- **AIM**
Quote the data below in full, minus the images.

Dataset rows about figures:
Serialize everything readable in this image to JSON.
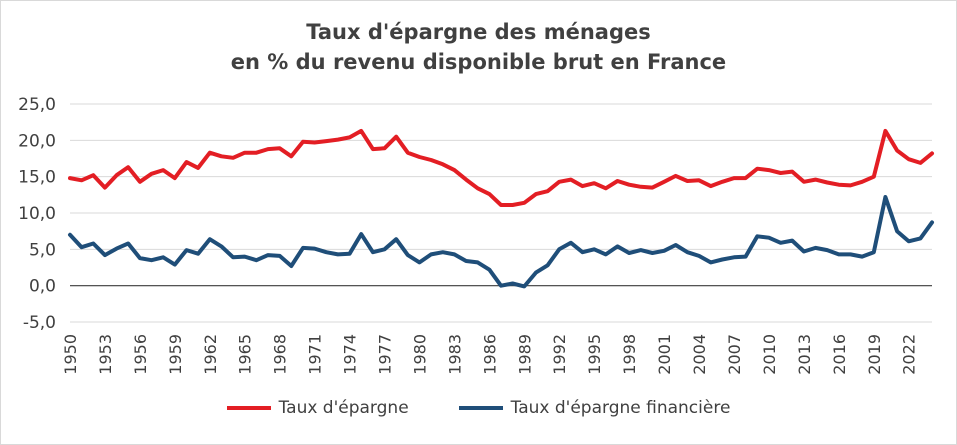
{
  "chart_data": {
    "type": "line",
    "title": "Taux d'épargne des ménages",
    "subtitle": "en % du revenu disponible brut en France",
    "ylim": [
      -5,
      25
    ],
    "yticks": [
      "25,0",
      "20,0",
      "15,0",
      "10,0",
      "5,0",
      "0,0",
      "-5,0"
    ],
    "ytick_values": [
      25,
      20,
      15,
      10,
      5,
      0,
      -5
    ],
    "x": [
      1950,
      1951,
      1952,
      1953,
      1954,
      1955,
      1956,
      1957,
      1958,
      1959,
      1960,
      1961,
      1962,
      1963,
      1964,
      1965,
      1966,
      1967,
      1968,
      1969,
      1970,
      1971,
      1972,
      1973,
      1974,
      1975,
      1976,
      1977,
      1978,
      1979,
      1980,
      1981,
      1982,
      1983,
      1984,
      1985,
      1986,
      1987,
      1988,
      1989,
      1990,
      1991,
      1992,
      1993,
      1994,
      1995,
      1996,
      1997,
      1998,
      1999,
      2000,
      2001,
      2002,
      2003,
      2004,
      2005,
      2006,
      2007,
      2008,
      2009,
      2010,
      2011,
      2012,
      2013,
      2014,
      2015,
      2016,
      2017,
      2018,
      2019,
      2020,
      2021,
      2022,
      2023,
      2024
    ],
    "xtick_labels": [
      "1950",
      "1953",
      "1956",
      "1959",
      "1962",
      "1965",
      "1968",
      "1971",
      "1974",
      "1977",
      "1980",
      "1983",
      "1986",
      "1989",
      "1992",
      "1995",
      "1998",
      "2001",
      "2004",
      "2007",
      "2010",
      "2013",
      "2016",
      "2019",
      "2022"
    ],
    "series": [
      {
        "name": "Taux d'épargne",
        "color": "#e31e24",
        "values": [
          14.8,
          14.5,
          15.2,
          13.5,
          15.2,
          16.3,
          14.3,
          15.4,
          15.9,
          14.8,
          17.0,
          16.2,
          18.3,
          17.8,
          17.6,
          18.3,
          18.3,
          18.8,
          18.9,
          17.8,
          19.8,
          19.7,
          19.9,
          20.1,
          20.4,
          21.3,
          18.8,
          18.9,
          20.5,
          18.3,
          17.7,
          17.3,
          16.7,
          15.9,
          14.6,
          13.4,
          12.6,
          11.1,
          11.1,
          11.4,
          12.6,
          13.0,
          14.3,
          14.6,
          13.7,
          14.1,
          13.4,
          14.4,
          13.9,
          13.6,
          13.5,
          14.3,
          15.1,
          14.4,
          14.5,
          13.7,
          14.3,
          14.8,
          14.8,
          16.1,
          15.9,
          15.5,
          15.7,
          14.3,
          14.6,
          14.2,
          13.9,
          13.8,
          14.3,
          15.0,
          21.3,
          18.6,
          17.4,
          16.9,
          18.2
        ]
      },
      {
        "name": "Taux d'épargne financière",
        "color": "#1f4e79",
        "values": [
          7.0,
          5.3,
          5.8,
          4.2,
          5.1,
          5.8,
          3.8,
          3.5,
          3.9,
          2.9,
          4.9,
          4.4,
          6.4,
          5.4,
          3.9,
          4.0,
          3.5,
          4.2,
          4.1,
          2.7,
          5.2,
          5.1,
          4.6,
          4.3,
          4.4,
          7.1,
          4.6,
          5.0,
          6.4,
          4.2,
          3.2,
          4.3,
          4.6,
          4.3,
          3.4,
          3.2,
          2.2,
          0.0,
          0.3,
          -0.1,
          1.8,
          2.8,
          5.0,
          5.9,
          4.6,
          5.0,
          4.3,
          5.4,
          4.5,
          4.9,
          4.5,
          4.8,
          5.6,
          4.6,
          4.1,
          3.2,
          3.6,
          3.9,
          4.0,
          6.8,
          6.6,
          5.9,
          6.2,
          4.7,
          5.2,
          4.9,
          4.3,
          4.3,
          4.0,
          4.6,
          12.2,
          7.5,
          6.1,
          6.5,
          8.7
        ]
      }
    ],
    "grid": true,
    "legend_position": "bottom"
  }
}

- **SOLVED PROBLEM**
Serialize everything readable in this image to JSON.
{
  "chart_data": {
    "type": "line",
    "title": "Taux d'épargne des ménages",
    "subtitle": "en % du revenu disponible brut en France",
    "ylim": [
      -5,
      25
    ],
    "yticks": [
      "25,0",
      "20,0",
      "15,0",
      "10,0",
      "5,0",
      "0,0",
      "-5,0"
    ],
    "ytick_values": [
      25,
      20,
      15,
      10,
      5,
      0,
      -5
    ],
    "x": [
      1950,
      1951,
      1952,
      1953,
      1954,
      1955,
      1956,
      1957,
      1958,
      1959,
      1960,
      1961,
      1962,
      1963,
      1964,
      1965,
      1966,
      1967,
      1968,
      1969,
      1970,
      1971,
      1972,
      1973,
      1974,
      1975,
      1976,
      1977,
      1978,
      1979,
      1980,
      1981,
      1982,
      1983,
      1984,
      1985,
      1986,
      1987,
      1988,
      1989,
      1990,
      1991,
      1992,
      1993,
      1994,
      1995,
      1996,
      1997,
      1998,
      1999,
      2000,
      2001,
      2002,
      2003,
      2004,
      2005,
      2006,
      2007,
      2008,
      2009,
      2010,
      2011,
      2012,
      2013,
      2014,
      2015,
      2016,
      2017,
      2018,
      2019,
      2020,
      2021,
      2022,
      2023,
      2024
    ],
    "xtick_labels": [
      "1950",
      "1953",
      "1956",
      "1959",
      "1962",
      "1965",
      "1968",
      "1971",
      "1974",
      "1977",
      "1980",
      "1983",
      "1986",
      "1989",
      "1992",
      "1995",
      "1998",
      "2001",
      "2004",
      "2007",
      "2010",
      "2013",
      "2016",
      "2019",
      "2022"
    ],
    "series": [
      {
        "name": "Taux d'épargne",
        "color": "#e31e24",
        "values": [
          14.8,
          14.5,
          15.2,
          13.5,
          15.2,
          16.3,
          14.3,
          15.4,
          15.9,
          14.8,
          17.0,
          16.2,
          18.3,
          17.8,
          17.6,
          18.3,
          18.3,
          18.8,
          18.9,
          17.8,
          19.8,
          19.7,
          19.9,
          20.1,
          20.4,
          21.3,
          18.8,
          18.9,
          20.5,
          18.3,
          17.7,
          17.3,
          16.7,
          15.9,
          14.6,
          13.4,
          12.6,
          11.1,
          11.1,
          11.4,
          12.6,
          13.0,
          14.3,
          14.6,
          13.7,
          14.1,
          13.4,
          14.4,
          13.9,
          13.6,
          13.5,
          14.3,
          15.1,
          14.4,
          14.5,
          13.7,
          14.3,
          14.8,
          14.8,
          16.1,
          15.9,
          15.5,
          15.7,
          14.3,
          14.6,
          14.2,
          13.9,
          13.8,
          14.3,
          15.0,
          21.3,
          18.6,
          17.4,
          16.9,
          18.2
        ]
      },
      {
        "name": "Taux d'épargne financière",
        "color": "#1f4e79",
        "values": [
          7.0,
          5.3,
          5.8,
          4.2,
          5.1,
          5.8,
          3.8,
          3.5,
          3.9,
          2.9,
          4.9,
          4.4,
          6.4,
          5.4,
          3.9,
          4.0,
          3.5,
          4.2,
          4.1,
          2.7,
          5.2,
          5.1,
          4.6,
          4.3,
          4.4,
          7.1,
          4.6,
          5.0,
          6.4,
          4.2,
          3.2,
          4.3,
          4.6,
          4.3,
          3.4,
          3.2,
          2.2,
          0.0,
          0.3,
          -0.1,
          1.8,
          2.8,
          5.0,
          5.9,
          4.6,
          5.0,
          4.3,
          5.4,
          4.5,
          4.9,
          4.5,
          4.8,
          5.6,
          4.6,
          4.1,
          3.2,
          3.6,
          3.9,
          4.0,
          6.8,
          6.6,
          5.9,
          6.2,
          4.7,
          5.2,
          4.9,
          4.3,
          4.3,
          4.0,
          4.6,
          12.2,
          7.5,
          6.1,
          6.5,
          8.7
        ]
      }
    ],
    "grid": true,
    "legend_position": "bottom"
  }
}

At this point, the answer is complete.